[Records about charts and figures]

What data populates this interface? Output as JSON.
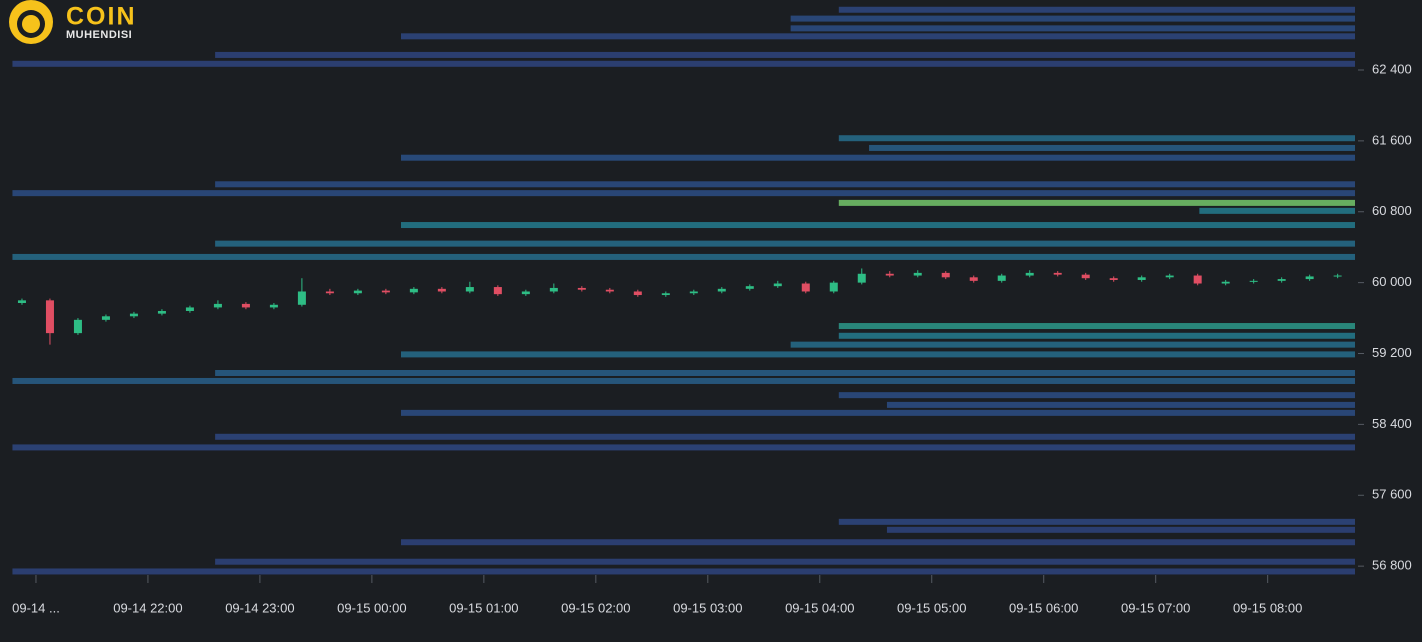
{
  "brand": {
    "name": "COIN",
    "tagline": "MUHENDISI"
  },
  "chart_data": {
    "type": "candlestick",
    "up_color": "#2ebd85",
    "down_color": "#e04e63",
    "xlim": [
      20.786,
      32.78
    ],
    "xticks": [
      {
        "value": 21,
        "label": "09-14 ..."
      },
      {
        "value": 22,
        "label": "09-14 22:00"
      },
      {
        "value": 23,
        "label": "09-14 23:00"
      },
      {
        "value": 24,
        "label": "09-15 00:00"
      },
      {
        "value": 25,
        "label": "09-15 01:00"
      },
      {
        "value": 26,
        "label": "09-15 02:00"
      },
      {
        "value": 27,
        "label": "09-15 03:00"
      },
      {
        "value": 28,
        "label": "09-15 04:00"
      },
      {
        "value": 29,
        "label": "09-15 05:00"
      },
      {
        "value": 30,
        "label": "09-15 06:00"
      },
      {
        "value": 31,
        "label": "09-15 07:00"
      },
      {
        "value": 32,
        "label": "09-15 08:00"
      }
    ],
    "ylim": [
      56700,
      63190
    ],
    "yticks": [
      {
        "value": 56800,
        "label": "56 800"
      },
      {
        "value": 57600,
        "label": "57 600"
      },
      {
        "value": 58400,
        "label": "58 400"
      },
      {
        "value": 59200,
        "label": "59 200"
      },
      {
        "value": 60000,
        "label": "60 000"
      },
      {
        "value": 60800,
        "label": "60 800"
      },
      {
        "value": 61600,
        "label": "61 600"
      },
      {
        "value": 62400,
        "label": "62 400"
      }
    ],
    "x": [
      20.875,
      21.125,
      21.375,
      21.625,
      21.875,
      22.125,
      22.375,
      22.625,
      22.875,
      23.125,
      23.375,
      23.625,
      23.875,
      24.125,
      24.375,
      24.625,
      24.875,
      25.125,
      25.375,
      25.625,
      25.875,
      26.125,
      26.375,
      26.625,
      26.875,
      27.125,
      27.375,
      27.625,
      27.875,
      28.125,
      28.375,
      28.625,
      28.875,
      29.125,
      29.375,
      29.625,
      29.875,
      30.125,
      30.375,
      30.625,
      30.875,
      31.125,
      31.375,
      31.625,
      31.875,
      32.125,
      32.375,
      32.625
    ],
    "open": [
      59770,
      59800,
      59430,
      59580,
      59620,
      59650,
      59680,
      59720,
      59760,
      59720,
      59750,
      59900,
      59880,
      59910,
      59890,
      59930,
      59900,
      59950,
      59870,
      59900,
      59940,
      59920,
      59900,
      59860,
      59880,
      59900,
      59930,
      59960,
      59990,
      59900,
      60000,
      60100,
      60080,
      60110,
      60060,
      60020,
      60080,
      60110,
      60090,
      60050,
      60030,
      60060,
      60080,
      59990,
      60010,
      60020,
      60040,
      60070
    ],
    "close": [
      59800,
      59430,
      59580,
      59620,
      59650,
      59680,
      59720,
      59760,
      59720,
      59750,
      59900,
      59880,
      59910,
      59890,
      59930,
      59900,
      59950,
      59870,
      59900,
      59940,
      59920,
      59900,
      59860,
      59880,
      59900,
      59930,
      59960,
      59990,
      59900,
      60000,
      60100,
      60080,
      60110,
      60060,
      60020,
      60080,
      60110,
      60090,
      60050,
      60030,
      60060,
      60080,
      59990,
      60010,
      60020,
      60040,
      60070,
      60080
    ],
    "high": [
      59820,
      59820,
      59600,
      59640,
      59670,
      59700,
      59740,
      59800,
      59780,
      59770,
      60050,
      59930,
      59930,
      59930,
      59950,
      59950,
      60010,
      59970,
      59920,
      59990,
      59960,
      59940,
      59920,
      59900,
      59920,
      59950,
      59980,
      60020,
      60010,
      60020,
      60160,
      60130,
      60140,
      60130,
      60080,
      60100,
      60140,
      60130,
      60110,
      60070,
      60080,
      60100,
      60100,
      60030,
      60040,
      60060,
      60090,
      60100
    ],
    "low": [
      59750,
      59300,
      59410,
      59560,
      59600,
      59630,
      59660,
      59700,
      59700,
      59700,
      59730,
      59860,
      59860,
      59870,
      59870,
      59880,
      59880,
      59850,
      59850,
      59880,
      59900,
      59880,
      59840,
      59840,
      59860,
      59880,
      59910,
      59940,
      59880,
      59880,
      59980,
      60060,
      60060,
      60040,
      60000,
      60000,
      60060,
      60070,
      60030,
      60010,
      60010,
      60040,
      59970,
      59970,
      59990,
      60000,
      60020,
      60050
    ],
    "levels": [
      {
        "price": 63080,
        "start": 28.17,
        "intensity": 0.25
      },
      {
        "price": 62980,
        "start": 27.74,
        "intensity": 0.3
      },
      {
        "price": 62870,
        "start": 27.74,
        "intensity": 0.3
      },
      {
        "price": 62780,
        "start": 24.26,
        "intensity": 0.25
      },
      {
        "price": 62570,
        "start": 22.6,
        "intensity": 0.2
      },
      {
        "price": 62470,
        "start": 20.79,
        "intensity": 0.2
      },
      {
        "price": 61630,
        "start": 28.17,
        "intensity": 0.45
      },
      {
        "price": 61520,
        "start": 28.44,
        "intensity": 0.4
      },
      {
        "price": 61410,
        "start": 24.26,
        "intensity": 0.35
      },
      {
        "price": 61110,
        "start": 22.6,
        "intensity": 0.3
      },
      {
        "price": 61010,
        "start": 20.79,
        "intensity": 0.3
      },
      {
        "price": 60900,
        "start": 28.17,
        "intensity": 0.8
      },
      {
        "price": 60810,
        "start": 31.39,
        "intensity": 0.5
      },
      {
        "price": 60650,
        "start": 24.26,
        "intensity": 0.5
      },
      {
        "price": 60440,
        "start": 22.6,
        "intensity": 0.45
      },
      {
        "price": 60290,
        "start": 20.79,
        "intensity": 0.45
      },
      {
        "price": 59510,
        "start": 28.17,
        "intensity": 0.6
      },
      {
        "price": 59400,
        "start": 28.17,
        "intensity": 0.5
      },
      {
        "price": 59300,
        "start": 27.74,
        "intensity": 0.45
      },
      {
        "price": 59190,
        "start": 24.26,
        "intensity": 0.45
      },
      {
        "price": 58980,
        "start": 22.6,
        "intensity": 0.4
      },
      {
        "price": 58890,
        "start": 20.79,
        "intensity": 0.4
      },
      {
        "price": 58730,
        "start": 28.17,
        "intensity": 0.3
      },
      {
        "price": 58620,
        "start": 28.6,
        "intensity": 0.3
      },
      {
        "price": 58530,
        "start": 24.26,
        "intensity": 0.3
      },
      {
        "price": 58260,
        "start": 22.6,
        "intensity": 0.25
      },
      {
        "price": 58140,
        "start": 20.79,
        "intensity": 0.25
      },
      {
        "price": 57300,
        "start": 28.17,
        "intensity": 0.25
      },
      {
        "price": 57210,
        "start": 28.6,
        "intensity": 0.2
      },
      {
        "price": 57070,
        "start": 24.26,
        "intensity": 0.2
      },
      {
        "price": 56850,
        "start": 22.6,
        "intensity": 0.2
      },
      {
        "price": 56740,
        "start": 20.79,
        "intensity": 0.2
      }
    ]
  }
}
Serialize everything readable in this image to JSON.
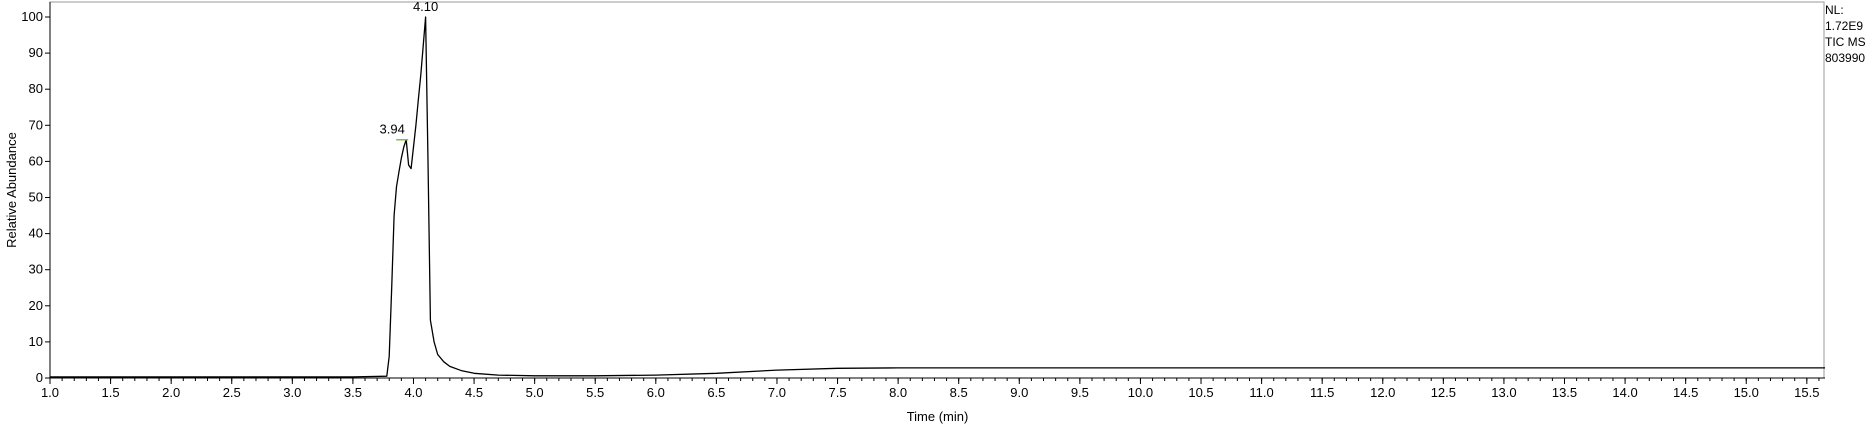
{
  "chart_data": {
    "type": "line",
    "xlabel": "Time (min)",
    "ylabel": "Relative Abundance",
    "xlim": [
      1.0,
      15.65
    ],
    "ylim": [
      0,
      100
    ],
    "x_ticks": [
      "1.0",
      "1.5",
      "2.0",
      "2.5",
      "3.0",
      "3.5",
      "4.0",
      "4.5",
      "5.0",
      "5.5",
      "6.0",
      "6.5",
      "7.0",
      "7.5",
      "8.0",
      "8.5",
      "9.0",
      "9.5",
      "10.0",
      "10.5",
      "11.0",
      "11.5",
      "12.0",
      "12.5",
      "13.0",
      "13.5",
      "14.0",
      "14.5",
      "15.0",
      "15.5"
    ],
    "y_ticks": [
      "0",
      "10",
      "20",
      "30",
      "40",
      "50",
      "60",
      "70",
      "80",
      "90",
      "100"
    ],
    "annotations": [
      {
        "text": "4.10",
        "x": 4.1,
        "y": 100
      },
      {
        "text": "3.94",
        "x": 3.94,
        "y": 66
      }
    ],
    "series": [
      {
        "x": [
          1.0,
          2.0,
          3.0,
          3.5,
          3.78,
          3.8,
          3.82,
          3.84,
          3.86,
          3.88,
          3.9,
          3.92,
          3.94,
          3.96,
          3.98,
          4.0,
          4.02,
          4.04,
          4.06,
          4.08,
          4.1,
          4.12,
          4.14,
          4.17,
          4.2,
          4.25,
          4.3,
          4.4,
          4.5,
          4.7,
          5.0,
          5.5,
          6.0,
          6.5,
          7.0,
          7.5,
          8.0,
          9.0,
          10.0,
          11.0,
          12.0,
          13.0,
          14.0,
          15.0,
          15.65
        ],
        "y": [
          0.3,
          0.3,
          0.3,
          0.3,
          0.5,
          6,
          25,
          45,
          53,
          57,
          61,
          64,
          66,
          59,
          58,
          64,
          70,
          77,
          84,
          92,
          100,
          60,
          16,
          10,
          6.5,
          4.5,
          3.2,
          2.0,
          1.3,
          0.8,
          0.6,
          0.6,
          0.8,
          1.3,
          2.2,
          2.7,
          2.8,
          2.8,
          2.8,
          2.8,
          2.8,
          2.8,
          2.8,
          2.8,
          2.8
        ]
      }
    ]
  },
  "info": {
    "nl_label": "NL:",
    "nl_value": "1.72E9",
    "scan_filter": "TIC  MS",
    "file_id": "803990"
  }
}
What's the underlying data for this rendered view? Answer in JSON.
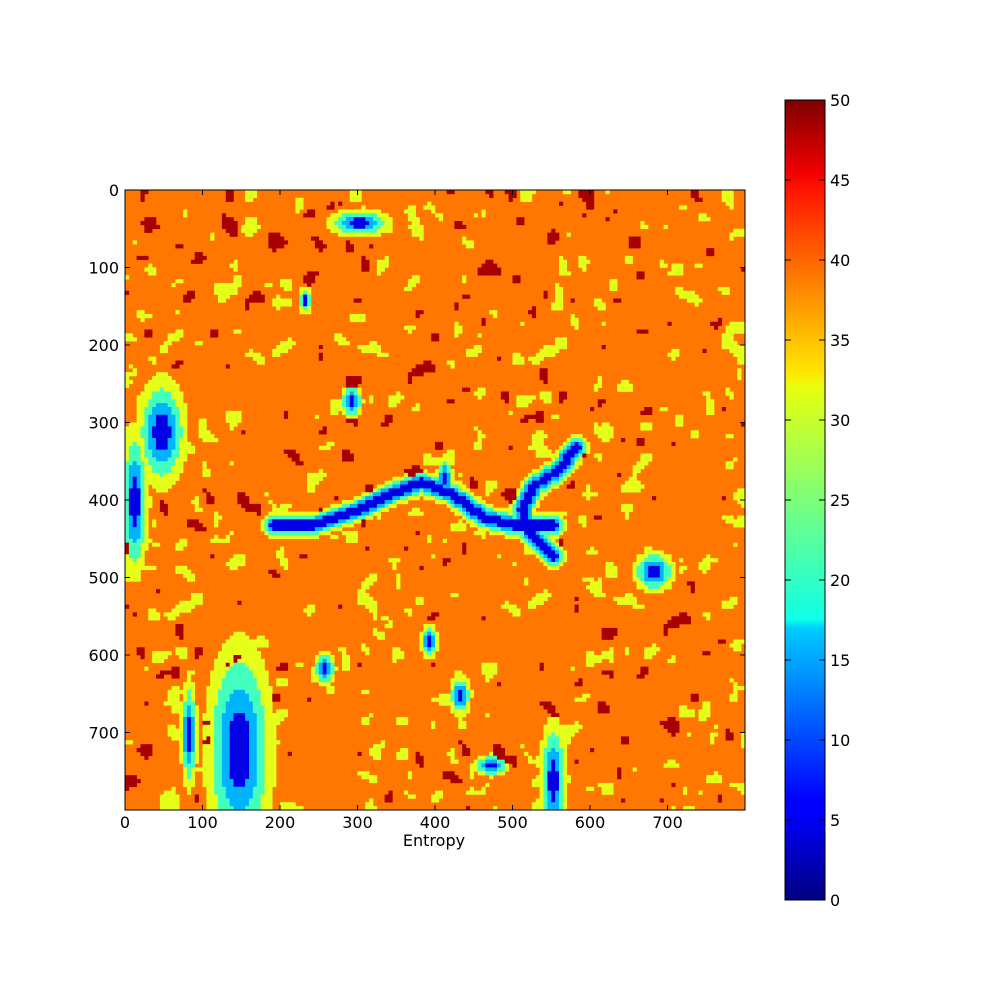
{
  "chart_data": {
    "type": "heatmap",
    "title": "",
    "xlabel": "Entropy",
    "ylabel": "",
    "x_ticks": [
      0,
      100,
      200,
      300,
      400,
      500,
      600,
      700
    ],
    "y_ticks": [
      0,
      100,
      200,
      300,
      400,
      500,
      600,
      700
    ],
    "xlim": [
      0,
      800
    ],
    "ylim": [
      800,
      0
    ],
    "y_inverted": true,
    "grid": false,
    "colormap": "jet",
    "colorbar": {
      "range": [
        0,
        50
      ],
      "ticks": [
        0,
        5,
        10,
        15,
        20,
        25,
        30,
        35,
        40,
        45,
        50
      ]
    },
    "value_distribution": {
      "dominant_value_approx": 40,
      "secondary_value_approx": 30,
      "high_speckle_value_approx": 48,
      "low_feature_value_approx": 5
    }
  }
}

*YOUR OBJECTIVE*:
Look above for lines with the word "type" and copy them all.

*FINAL ANSWER*:
    "type": "candlestick",
    "type": "line",
    "type": "heatmap",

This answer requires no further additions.